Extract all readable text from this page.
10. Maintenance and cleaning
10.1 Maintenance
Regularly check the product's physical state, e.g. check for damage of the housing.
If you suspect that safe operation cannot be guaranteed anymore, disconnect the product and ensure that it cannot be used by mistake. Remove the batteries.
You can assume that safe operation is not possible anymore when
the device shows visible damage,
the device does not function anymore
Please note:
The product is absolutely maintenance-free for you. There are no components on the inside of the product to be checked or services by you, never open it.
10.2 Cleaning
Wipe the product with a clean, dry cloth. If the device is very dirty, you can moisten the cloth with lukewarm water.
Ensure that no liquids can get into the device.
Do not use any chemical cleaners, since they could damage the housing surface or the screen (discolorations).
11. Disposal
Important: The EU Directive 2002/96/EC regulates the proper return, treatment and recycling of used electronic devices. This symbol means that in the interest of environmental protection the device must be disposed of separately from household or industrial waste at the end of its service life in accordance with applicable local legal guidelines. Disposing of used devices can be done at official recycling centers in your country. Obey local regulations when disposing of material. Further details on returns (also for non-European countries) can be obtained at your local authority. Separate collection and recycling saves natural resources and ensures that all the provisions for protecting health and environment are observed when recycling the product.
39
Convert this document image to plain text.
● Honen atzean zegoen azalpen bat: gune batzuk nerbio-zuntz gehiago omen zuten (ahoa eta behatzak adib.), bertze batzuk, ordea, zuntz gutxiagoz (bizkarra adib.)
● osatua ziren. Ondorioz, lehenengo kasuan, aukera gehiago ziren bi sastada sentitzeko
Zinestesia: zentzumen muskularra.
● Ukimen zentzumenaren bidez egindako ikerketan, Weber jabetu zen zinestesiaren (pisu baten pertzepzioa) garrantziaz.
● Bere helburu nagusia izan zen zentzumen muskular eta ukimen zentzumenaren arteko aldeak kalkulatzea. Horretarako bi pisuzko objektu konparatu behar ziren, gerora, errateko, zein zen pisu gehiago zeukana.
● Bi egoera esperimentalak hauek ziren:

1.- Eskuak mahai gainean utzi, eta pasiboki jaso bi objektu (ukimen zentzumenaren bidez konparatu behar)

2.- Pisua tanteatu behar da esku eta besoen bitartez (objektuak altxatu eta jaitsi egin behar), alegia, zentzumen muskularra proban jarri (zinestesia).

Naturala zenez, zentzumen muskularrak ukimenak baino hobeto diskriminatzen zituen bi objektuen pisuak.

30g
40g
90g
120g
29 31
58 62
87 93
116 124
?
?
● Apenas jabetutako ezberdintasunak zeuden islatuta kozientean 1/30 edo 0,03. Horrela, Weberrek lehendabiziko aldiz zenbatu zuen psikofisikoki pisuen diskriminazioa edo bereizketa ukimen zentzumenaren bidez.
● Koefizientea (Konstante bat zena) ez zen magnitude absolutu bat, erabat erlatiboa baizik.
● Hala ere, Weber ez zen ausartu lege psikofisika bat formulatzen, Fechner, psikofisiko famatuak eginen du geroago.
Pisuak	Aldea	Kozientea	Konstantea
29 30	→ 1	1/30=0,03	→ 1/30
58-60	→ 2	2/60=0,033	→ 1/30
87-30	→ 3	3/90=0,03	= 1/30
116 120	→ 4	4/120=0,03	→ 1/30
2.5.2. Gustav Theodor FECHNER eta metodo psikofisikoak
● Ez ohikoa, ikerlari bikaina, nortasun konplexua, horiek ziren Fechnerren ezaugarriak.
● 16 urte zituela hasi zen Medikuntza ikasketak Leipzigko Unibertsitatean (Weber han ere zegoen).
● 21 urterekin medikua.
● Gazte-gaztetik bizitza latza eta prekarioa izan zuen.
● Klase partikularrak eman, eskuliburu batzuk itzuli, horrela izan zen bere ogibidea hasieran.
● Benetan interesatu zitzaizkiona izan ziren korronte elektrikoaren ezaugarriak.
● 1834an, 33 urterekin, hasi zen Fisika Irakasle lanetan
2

● EXERCISE DIRECTIONS
Each line of the material should be echoed exactly.

● THE OUTPUT
Extract all readable text from this page.
10. Maintenance and cleaning
10.1 Maintenance
Regularly check the product's physical state, e.g. check for damage of the housing.
If you suspect that safe operation cannot be guaranteed anymore, disconnect the product and ensure that it cannot be used by mistake. Remove the batteries.
You can assume that safe operation is not possible anymore when
the device shows visible damage,
the device does not function anymore
Please note:
The product is absolutely maintenance-free for you. There are no components on the inside of the product to be checked or services by you, never open it.
10.2 Cleaning
Wipe the product with a clean, dry cloth. If the device is very dirty, you can moisten the cloth with lukewarm water.
Ensure that no liquids can get into the device.
Do not use any chemical cleaners, since they could damage the housing surface or the screen (discolorations).
11. Disposal
Important: The EU Directive 2002/96/EC regulates the proper return, treatment and recycling of used electronic devices. This symbol means that in the interest of environmental protection the device must be disposed of separately from household or industrial waste at the end of its service life in accordance with applicable local legal guidelines. Disposing of used devices can be done at official recycling centers in your country. Obey local regulations when disposing of material. Further details on returns (also for non-European countries) can be obtained at your local authority. Separate collection and recycling saves natural resources and ensures that all the provisions for protecting health and environment are observed when recycling the product.
39
Convert this document image to plain text.
● Honen atzean zegoen azalpen bat: gune batzuk nerbio-zuntz gehiago omen zuten (ahoa eta behatzak adib.), bertze batzuk, ordea, zuntz gutxiagoz (bizkarra adib.)
● osatua ziren. Ondorioz, lehenengo kasuan, aukera gehiago ziren bi sastada sentitzeko
Zinestesia: zentzumen muskularra.
● Ukimen zentzumenaren bidez egindako ikerketan, Weber jabetu zen zinestesiaren (pisu baten pertzepzioa) garrantziaz.
● Bere helburu nagusia izan zen zentzumen muskular eta ukimen zentzumenaren arteko aldeak kalkulatzea. Horretarako bi pisuzko objektu konparatu behar ziren, gerora, errateko, zein zen pisu gehiago zeukana.
● Bi egoera esperimentalak hauek ziren:

1.- Eskuak mahai gainean utzi, eta pasiboki jaso bi objektu (ukimen zentzumenaren bidez konparatu behar)

2.- Pisua tanteatu behar da esku eta besoen bitartez (objektuak altxatu eta jaitsi egin behar), alegia, zentzumen muskularra proban jarri (zinestesia).

Naturala zenez, zentzumen muskularrak ukimenak baino hobeto diskriminatzen zituen bi objektuen pisuak.

30g
40g
90g
120g
29 31
58 62
87 93
116 124
?
?
● Apenas jabetutako ezberdintasunak zeuden islatuta kozientean 1/30 edo 0,03. Horrela, Weberrek lehendabiziko aldiz zenbatu zuen psikofisikoki pisuen diskriminazioa edo bereizketa ukimen zentzumenaren bidez.
● Koefizientea (Konstante bat zena) ez zen magnitude absolutu bat, erabat erlatiboa baizik.
● Hala ere, Weber ez zen ausartu lege psikofisika bat formulatzen, Fechner, psikofisiko famatuak eginen du geroago.
Pisuak	Aldea	Kozientea	Konstantea
29 30	→ 1	1/30=0,03	→ 1/30
58-60	→ 2	2/60=0,033	→ 1/30
87-30	→ 3	3/90=0,03	= 1/30
116 120	→ 4	4/120=0,03	→ 1/30
2.5.2. Gustav Theodor FECHNER eta metodo psikofisikoak
● Ez ohikoa, ikerlari bikaina, nortasun konplexua, horiek ziren Fechnerren ezaugarriak.
● 16 urte zituela hasi zen Medikuntza ikasketak Leipzigko Unibertsitatean (Weber han ere zegoen).
● 21 urterekin medikua.
● Gazte-gaztetik bizitza latza eta prekarioa izan zuen.
● Klase partikularrak eman, eskuliburu batzuk itzuli, horrela izan zen bere ogibidea hasieran.
● Benetan interesatu zitzaizkiona izan ziren korronte elektrikoaren ezaugarriak.
● 1834an, 33 urterekin, hasi zen Fisika Irakasle lanetan
2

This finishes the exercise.